WRITTEN PROBLEM
All entries are to be given again verbatim.
----------
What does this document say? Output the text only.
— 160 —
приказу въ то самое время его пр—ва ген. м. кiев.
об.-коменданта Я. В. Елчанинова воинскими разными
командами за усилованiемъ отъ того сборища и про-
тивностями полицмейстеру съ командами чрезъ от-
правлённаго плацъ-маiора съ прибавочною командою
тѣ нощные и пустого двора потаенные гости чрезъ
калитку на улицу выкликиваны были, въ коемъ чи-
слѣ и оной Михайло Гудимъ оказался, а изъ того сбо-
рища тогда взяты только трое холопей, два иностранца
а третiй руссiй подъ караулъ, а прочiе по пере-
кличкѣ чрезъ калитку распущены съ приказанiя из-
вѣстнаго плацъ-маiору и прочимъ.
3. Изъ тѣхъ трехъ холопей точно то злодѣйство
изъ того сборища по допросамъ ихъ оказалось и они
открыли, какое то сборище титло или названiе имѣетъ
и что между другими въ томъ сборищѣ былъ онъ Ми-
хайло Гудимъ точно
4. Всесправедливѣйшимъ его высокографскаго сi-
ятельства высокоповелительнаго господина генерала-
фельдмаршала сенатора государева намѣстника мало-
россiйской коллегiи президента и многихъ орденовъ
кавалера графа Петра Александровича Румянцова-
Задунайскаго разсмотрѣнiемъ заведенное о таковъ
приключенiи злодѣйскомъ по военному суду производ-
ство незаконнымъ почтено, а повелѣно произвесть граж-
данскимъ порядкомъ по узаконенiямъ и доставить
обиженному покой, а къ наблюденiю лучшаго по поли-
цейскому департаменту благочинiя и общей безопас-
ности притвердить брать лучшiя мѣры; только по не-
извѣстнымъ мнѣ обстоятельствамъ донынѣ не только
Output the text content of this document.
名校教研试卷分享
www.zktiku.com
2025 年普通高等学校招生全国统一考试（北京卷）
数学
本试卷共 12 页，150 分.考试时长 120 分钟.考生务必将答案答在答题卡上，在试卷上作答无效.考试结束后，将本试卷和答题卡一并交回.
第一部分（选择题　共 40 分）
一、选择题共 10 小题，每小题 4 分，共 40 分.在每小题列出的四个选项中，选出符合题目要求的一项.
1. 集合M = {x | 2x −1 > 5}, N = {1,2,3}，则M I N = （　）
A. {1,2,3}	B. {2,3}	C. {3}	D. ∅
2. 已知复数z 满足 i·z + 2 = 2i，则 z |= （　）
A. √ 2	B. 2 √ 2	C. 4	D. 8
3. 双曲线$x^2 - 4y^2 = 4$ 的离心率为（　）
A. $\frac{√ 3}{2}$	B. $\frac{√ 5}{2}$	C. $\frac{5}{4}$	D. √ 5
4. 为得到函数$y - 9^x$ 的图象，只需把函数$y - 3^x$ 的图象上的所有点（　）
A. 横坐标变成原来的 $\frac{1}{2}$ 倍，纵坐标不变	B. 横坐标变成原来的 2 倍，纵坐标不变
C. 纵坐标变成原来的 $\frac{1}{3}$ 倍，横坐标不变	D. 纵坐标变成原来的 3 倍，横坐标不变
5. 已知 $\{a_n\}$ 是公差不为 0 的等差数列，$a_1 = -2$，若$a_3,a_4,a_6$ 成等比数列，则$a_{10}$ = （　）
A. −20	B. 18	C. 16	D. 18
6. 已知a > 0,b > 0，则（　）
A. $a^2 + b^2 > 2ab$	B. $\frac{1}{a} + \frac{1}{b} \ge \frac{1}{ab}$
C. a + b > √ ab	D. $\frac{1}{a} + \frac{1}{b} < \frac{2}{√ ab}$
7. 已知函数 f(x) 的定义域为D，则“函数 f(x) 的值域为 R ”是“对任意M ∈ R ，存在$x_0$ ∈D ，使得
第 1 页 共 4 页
----------
EXERCISE RESULT
What does this document say? Output the text only.
— 160 —
приказу въ то самое время его пр—ва ген. м. кiев.
об.-коменданта Я. В. Елчанинова воинскими разными
командами за усилованiемъ отъ того сборища и про-
тивностями полицмейстеру съ командами чрезъ от-
правлённаго плацъ-маiора съ прибавочною командою
тѣ нощные и пустого двора потаенные гости чрезъ
калитку на улицу выкликиваны были, въ коемъ чи-
слѣ и оной Михайло Гудимъ оказался, а изъ того сбо-
рища тогда взяты только трое холопей, два иностранца
а третiй руссiй подъ караулъ, а прочiе по пере-
кличкѣ чрезъ калитку распущены съ приказанiя из-
вѣстнаго плацъ-маiору и прочимъ.
3. Изъ тѣхъ трехъ холопей точно то злодѣйство
изъ того сборища по допросамъ ихъ оказалось и они
открыли, какое то сборище титло или названiе имѣетъ
и что между другими въ томъ сборищѣ былъ онъ Ми-
хайло Гудимъ точно
4. Всесправедливѣйшимъ его высокографскаго сi-
ятельства высокоповелительнаго господина генерала-
фельдмаршала сенатора государева намѣстника мало-
россiйской коллегiи президента и многихъ орденовъ
кавалера графа Петра Александровича Румянцова-
Задунайскаго разсмотрѣнiемъ заведенное о таковъ
приключенiи злодѣйскомъ по военному суду производ-
ство незаконнымъ почтено, а повелѣно произвесть граж-
данскимъ порядкомъ по узаконенiямъ и доставить
обиженному покой, а къ наблюденiю лучшаго по поли-
цейскому департаменту благочинiя и общей безопас-
ности притвердить брать лучшiя мѣры; только по не-
извѣстнымъ мнѣ обстоятельствамъ донынѣ не только
Output the text content of this document.
名校教研试卷分享
www.zktiku.com
2025 年普通高等学校招生全国统一考试（北京卷）
数学
本试卷共 12 页，150 分.考试时长 120 分钟.考生务必将答案答在答题卡上，在试卷上作答无效.考试结束后，将本试卷和答题卡一并交回.
第一部分（选择题　共 40 分）
一、选择题共 10 小题，每小题 4 分，共 40 分.在每小题列出的四个选项中，选出符合题目要求的一项.
1. 集合M = {x | 2x −1 > 5}, N = {1,2,3}，则M I N = （　）
A. {1,2,3}	B. {2,3}	C. {3}	D. ∅
2. 已知复数z 满足 i·z + 2 = 2i，则 z |= （　）
A. √ 2	B. 2 √ 2	C. 4	D. 8
3. 双曲线$x^2 - 4y^2 = 4$ 的离心率为（　）
A. $\frac{√ 3}{2}$	B. $\frac{√ 5}{2}$	C. $\frac{5}{4}$	D. √ 5
4. 为得到函数$y - 9^x$ 的图象，只需把函数$y - 3^x$ 的图象上的所有点（　）
A. 横坐标变成原来的 $\frac{1}{2}$ 倍，纵坐标不变	B. 横坐标变成原来的 2 倍，纵坐标不变
C. 纵坐标变成原来的 $\frac{1}{3}$ 倍，横坐标不变	D. 纵坐标变成原来的 3 倍，横坐标不变
5. 已知 $\{a_n\}$ 是公差不为 0 的等差数列，$a_1 = -2$，若$a_3,a_4,a_6$ 成等比数列，则$a_{10}$ = （　）
A. −20	B. 18	C. 16	D. 18
6. 已知a > 0,b > 0，则（　）
A. $a^2 + b^2 > 2ab$	B. $\frac{1}{a} + \frac{1}{b} \ge \frac{1}{ab}$
C. a + b > √ ab	D. $\frac{1}{a} + \frac{1}{b} < \frac{2}{√ ab}$
7. 已知函数 f(x) 的定义域为D，则“函数 f(x) 的值域为 R ”是“对任意M ∈ R ，存在$x_0$ ∈D ，使得
第 1 页 共 4 页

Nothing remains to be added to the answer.